Stated problem: Reproduce the entries exactly.

Stored entries
──────────────────────────────

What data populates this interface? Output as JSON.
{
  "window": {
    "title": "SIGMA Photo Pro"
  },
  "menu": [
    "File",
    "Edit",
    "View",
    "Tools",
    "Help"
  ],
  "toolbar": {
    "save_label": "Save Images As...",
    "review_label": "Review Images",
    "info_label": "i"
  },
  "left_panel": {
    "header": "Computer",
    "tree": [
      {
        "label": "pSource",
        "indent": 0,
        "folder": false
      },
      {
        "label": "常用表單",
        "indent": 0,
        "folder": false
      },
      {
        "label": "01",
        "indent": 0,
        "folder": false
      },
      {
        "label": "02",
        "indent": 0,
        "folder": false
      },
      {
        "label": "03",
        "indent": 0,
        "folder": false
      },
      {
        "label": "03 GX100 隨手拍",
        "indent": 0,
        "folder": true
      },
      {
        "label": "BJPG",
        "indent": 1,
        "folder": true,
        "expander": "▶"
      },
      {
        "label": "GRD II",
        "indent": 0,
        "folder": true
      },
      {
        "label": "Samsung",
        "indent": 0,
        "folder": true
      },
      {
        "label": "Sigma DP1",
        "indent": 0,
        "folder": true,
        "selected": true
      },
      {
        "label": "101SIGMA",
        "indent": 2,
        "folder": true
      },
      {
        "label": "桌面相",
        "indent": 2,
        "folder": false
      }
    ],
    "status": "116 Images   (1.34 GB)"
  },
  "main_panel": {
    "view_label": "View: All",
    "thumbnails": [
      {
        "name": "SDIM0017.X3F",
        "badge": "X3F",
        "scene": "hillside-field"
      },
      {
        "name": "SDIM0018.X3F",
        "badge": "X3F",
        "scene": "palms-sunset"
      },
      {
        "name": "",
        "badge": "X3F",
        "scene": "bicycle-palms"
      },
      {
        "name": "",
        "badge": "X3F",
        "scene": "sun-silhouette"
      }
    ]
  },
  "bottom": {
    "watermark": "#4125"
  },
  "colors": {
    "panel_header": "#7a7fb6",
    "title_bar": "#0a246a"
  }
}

──────────────────────────────

In response:
What data populates this interface? Output as JSON.
{
  "window": {
    "title": "SIGMA Photo Pro"
  },
  "menu": [
    "File",
    "Edit",
    "View",
    "Tools",
    "Help"
  ],
  "toolbar": {
    "save_label": "Save Images As...",
    "review_label": "Review Images",
    "info_label": "i"
  },
  "left_panel": {
    "header": "Computer",
    "tree": [
      {
        "label": "pSource",
        "indent": 0,
        "folder": false
      },
      {
        "label": "常用表單",
        "indent": 0,
        "folder": false
      },
      {
        "label": "01",
        "indent": 0,
        "folder": false
      },
      {
        "label": "02",
        "indent": 0,
        "folder": false
      },
      {
        "label": "03",
        "indent": 0,
        "folder": false
      },
      {
        "label": "03 GX100 隨手拍",
        "indent": 0,
        "folder": true
      },
      {
        "label": "BJPG",
        "indent": 1,
        "folder": true,
        "expander": "▶"
      },
      {
        "label": "GRD II",
        "indent": 0,
        "folder": true
      },
      {
        "label": "Samsung",
        "indent": 0,
        "folder": true
      },
      {
        "label": "Sigma DP1",
        "indent": 0,
        "folder": true,
        "selected": true
      },
      {
        "label": "101SIGMA",
        "indent": 2,
        "folder": true
      },
      {
        "label": "桌面相",
        "indent": 2,
        "folder": false
      }
    ],
    "status": "116 Images   (1.34 GB)"
  },
  "main_panel": {
    "view_label": "View: All",
    "thumbnails": [
      {
        "name": "SDIM0017.X3F",
        "badge": "X3F",
        "scene": "hillside-field"
      },
      {
        "name": "SDIM0018.X3F",
        "badge": "X3F",
        "scene": "palms-sunset"
      },
      {
        "name": "",
        "badge": "X3F",
        "scene": "bicycle-palms"
      },
      {
        "name": "",
        "badge": "X3F",
        "scene": "sun-silhouette"
      }
    ]
  },
  "bottom": {
    "watermark": "#4125"
  },
  "colors": {
    "panel_header": "#7a7fb6",
    "title_bar": "#0a246a"
  }
}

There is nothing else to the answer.